Give the number of lines in this listing that contain "attore", with no other words.
··· TASK INPUT
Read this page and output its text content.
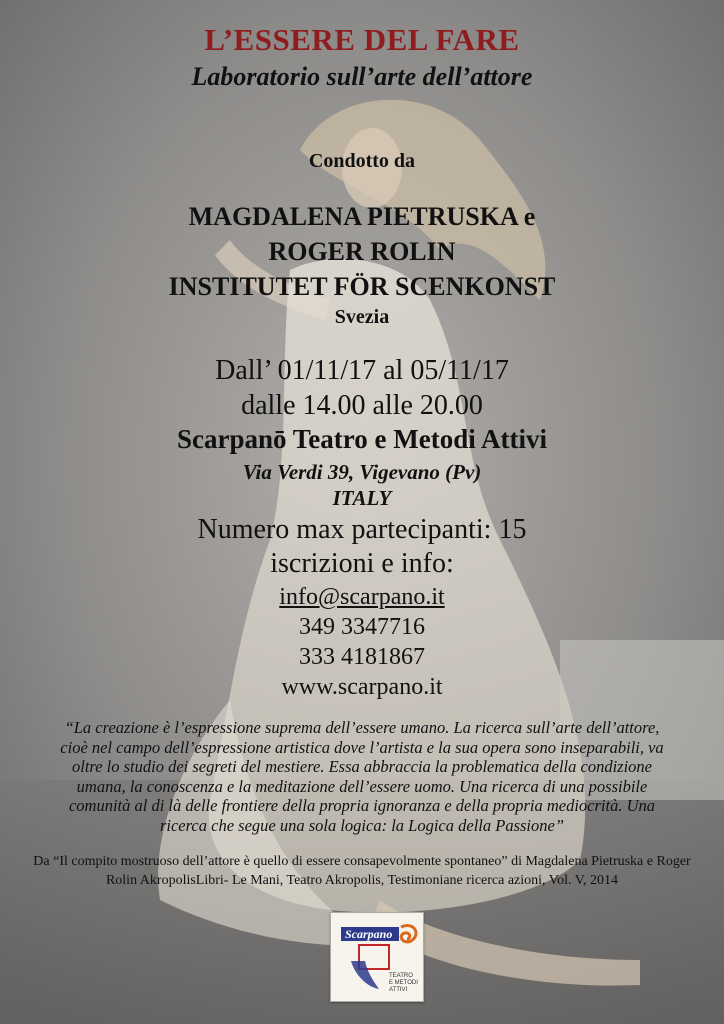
L’ESSERE DEL FARE
Laboratorio sull’arte dell’attore
Condotto da
MAGDALENA PIETRUSKA e
ROGER ROLIN
INSTITUTET FÖR SCENKONST
Svezia
Dall’ 01/11/17 al 05/11/17
dalle 14.00 alle 20.00
Scarpanō Teatro e Metodi Attivi
Via Verdi 39, Vigevano (Pv)
ITALY
Numero max partecipanti: 15
iscrizioni e info:
info@scarpano.it
349 3347716
333 4181867
www.scarpano.it
“La creazione è l’espressione suprema dell’essere umano. La ricerca sull’arte dell’attore,
cioè nel campo dell’espressione artistica dove l’artista e la sua opera sono inseparabili, va
oltre lo studio dei segreti del mestiere. Essa abbraccia la problematica della condizione
umana, la conoscenza e la meditazione dell’essere uomo. Una ricerca di una possibile
comunità al di là delle frontiere della propria ignoranza e della propria mediocrità. Una
ricerca che segue una sola logica: la Logica della Passione”
Da “Il compito mostruoso dell’attore è quello di essere consapevolmente spontaneo” di Magdalena Pietruska e Roger
Rolin AkropolisLibri- Le Mani, Teatro Akropolis, Testimoniane ricerca azioni, Vol. V, 2014
Scarpano
TEATRO
E METODI
ATTIVI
······
• [EXPECTED OUTPUT]:
3